Give the number of lines in the data that hold the string "series". Nothing else is needed.
--- start ---
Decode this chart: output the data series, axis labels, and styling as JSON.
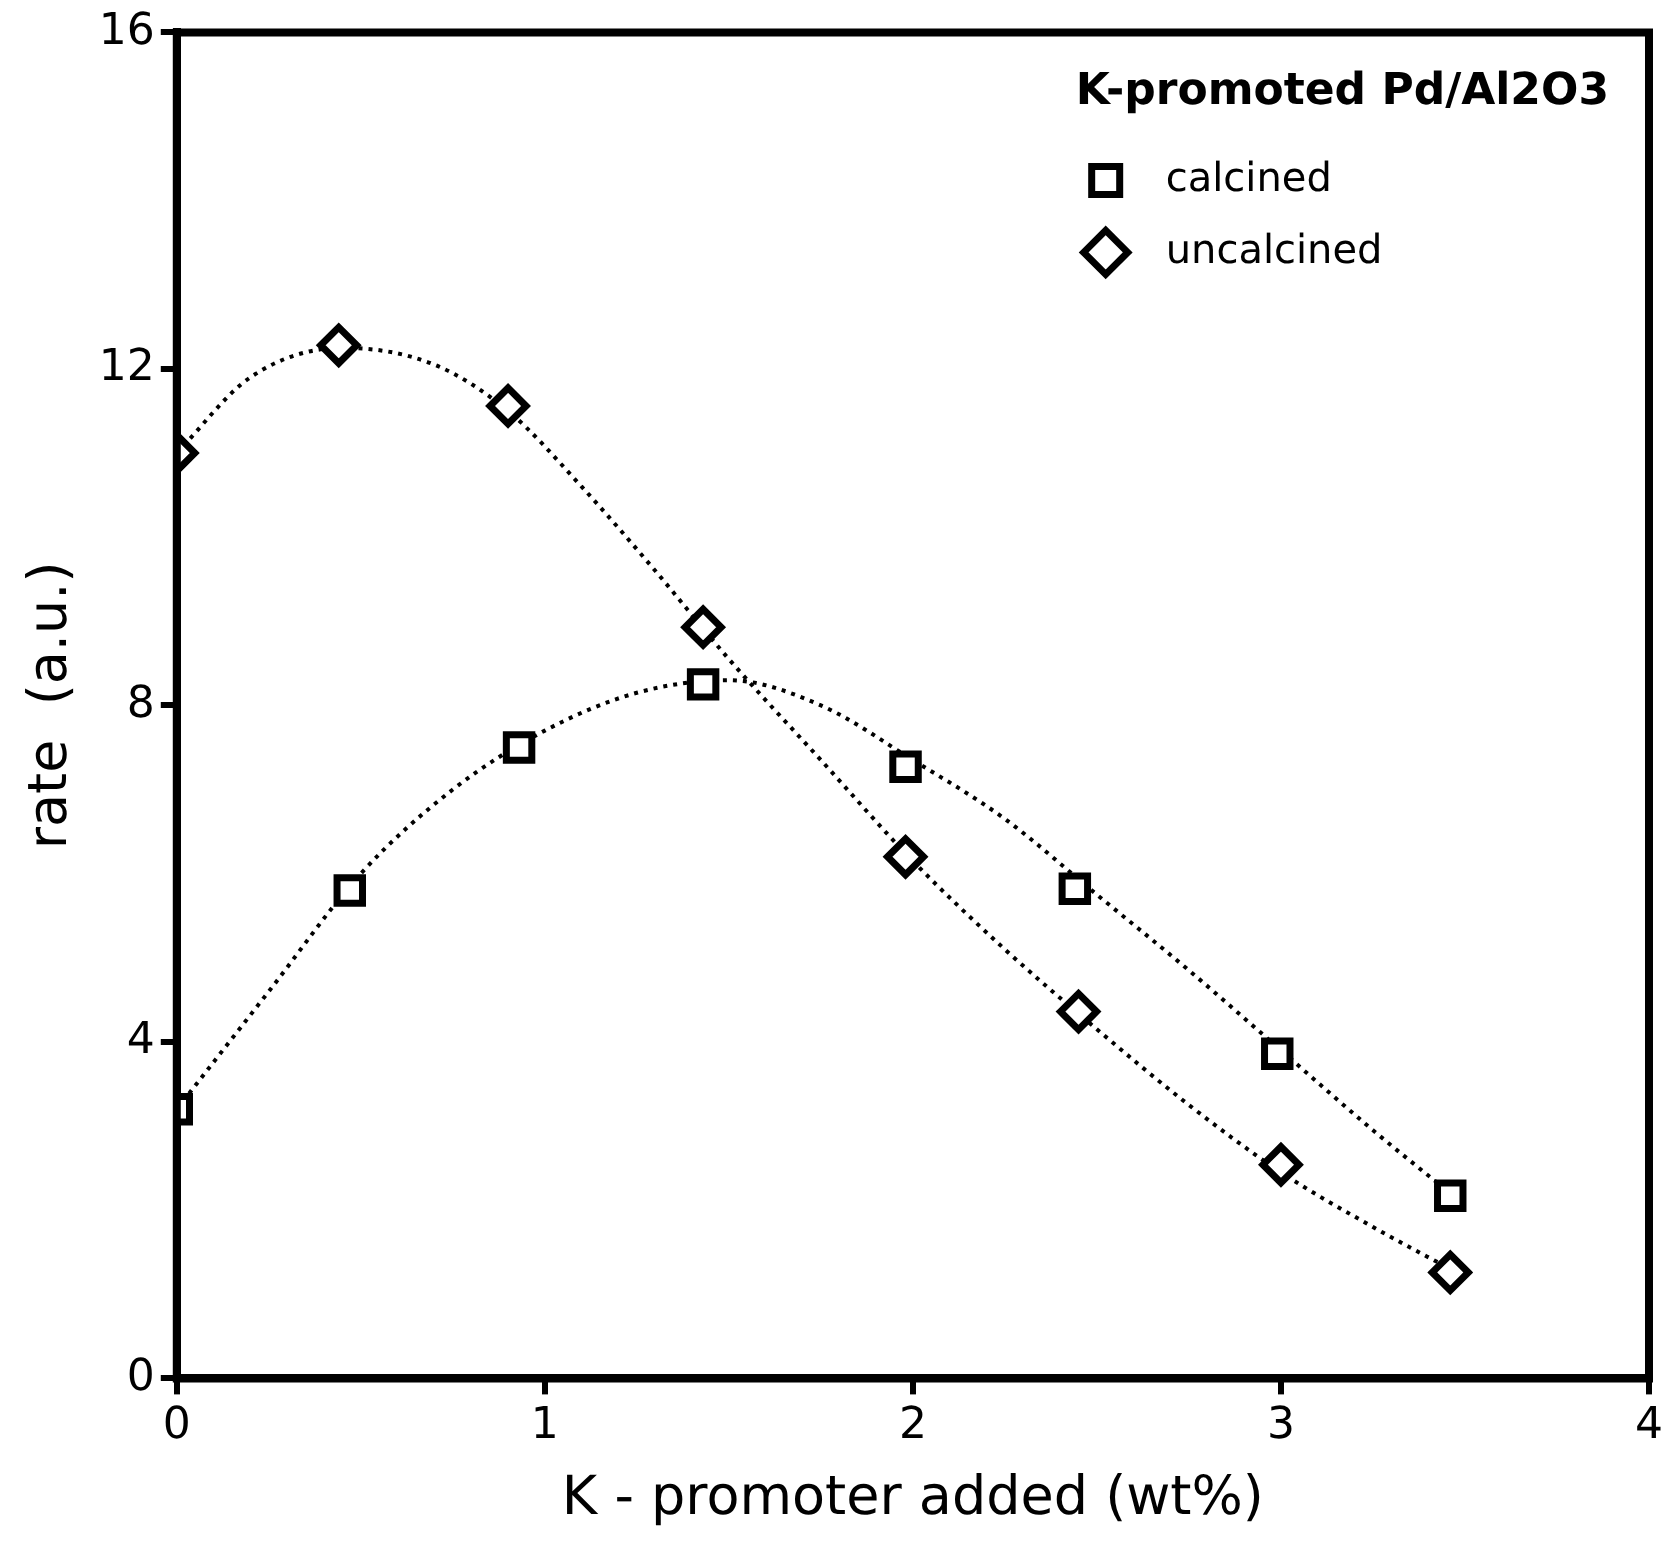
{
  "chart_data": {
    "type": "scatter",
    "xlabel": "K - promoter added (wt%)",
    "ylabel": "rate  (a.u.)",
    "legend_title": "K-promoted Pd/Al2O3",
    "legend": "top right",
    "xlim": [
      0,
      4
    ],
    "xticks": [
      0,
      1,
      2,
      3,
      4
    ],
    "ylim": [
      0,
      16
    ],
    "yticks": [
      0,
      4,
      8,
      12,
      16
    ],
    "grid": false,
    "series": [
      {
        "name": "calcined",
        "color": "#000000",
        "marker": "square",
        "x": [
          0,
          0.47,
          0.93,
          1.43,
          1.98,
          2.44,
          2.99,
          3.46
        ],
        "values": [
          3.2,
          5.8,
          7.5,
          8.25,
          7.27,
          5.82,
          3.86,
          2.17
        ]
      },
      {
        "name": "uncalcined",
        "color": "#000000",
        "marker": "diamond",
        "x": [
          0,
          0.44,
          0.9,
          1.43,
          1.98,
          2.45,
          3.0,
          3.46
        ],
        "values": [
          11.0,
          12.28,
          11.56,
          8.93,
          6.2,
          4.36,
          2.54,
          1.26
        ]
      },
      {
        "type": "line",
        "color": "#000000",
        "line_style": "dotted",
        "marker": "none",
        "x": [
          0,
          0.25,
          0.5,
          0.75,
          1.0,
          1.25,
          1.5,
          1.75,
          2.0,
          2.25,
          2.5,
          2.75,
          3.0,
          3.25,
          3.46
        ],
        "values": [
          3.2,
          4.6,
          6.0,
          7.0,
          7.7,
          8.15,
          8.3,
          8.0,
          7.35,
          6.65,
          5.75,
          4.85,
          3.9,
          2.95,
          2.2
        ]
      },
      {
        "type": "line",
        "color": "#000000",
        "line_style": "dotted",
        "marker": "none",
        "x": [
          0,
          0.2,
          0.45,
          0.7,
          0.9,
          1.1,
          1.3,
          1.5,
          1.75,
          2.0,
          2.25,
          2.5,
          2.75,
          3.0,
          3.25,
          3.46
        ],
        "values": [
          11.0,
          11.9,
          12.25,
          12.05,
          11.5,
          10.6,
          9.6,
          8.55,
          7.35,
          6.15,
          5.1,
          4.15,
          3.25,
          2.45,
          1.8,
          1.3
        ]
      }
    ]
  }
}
--- end ---
ANSWER FOR THE TASK: 2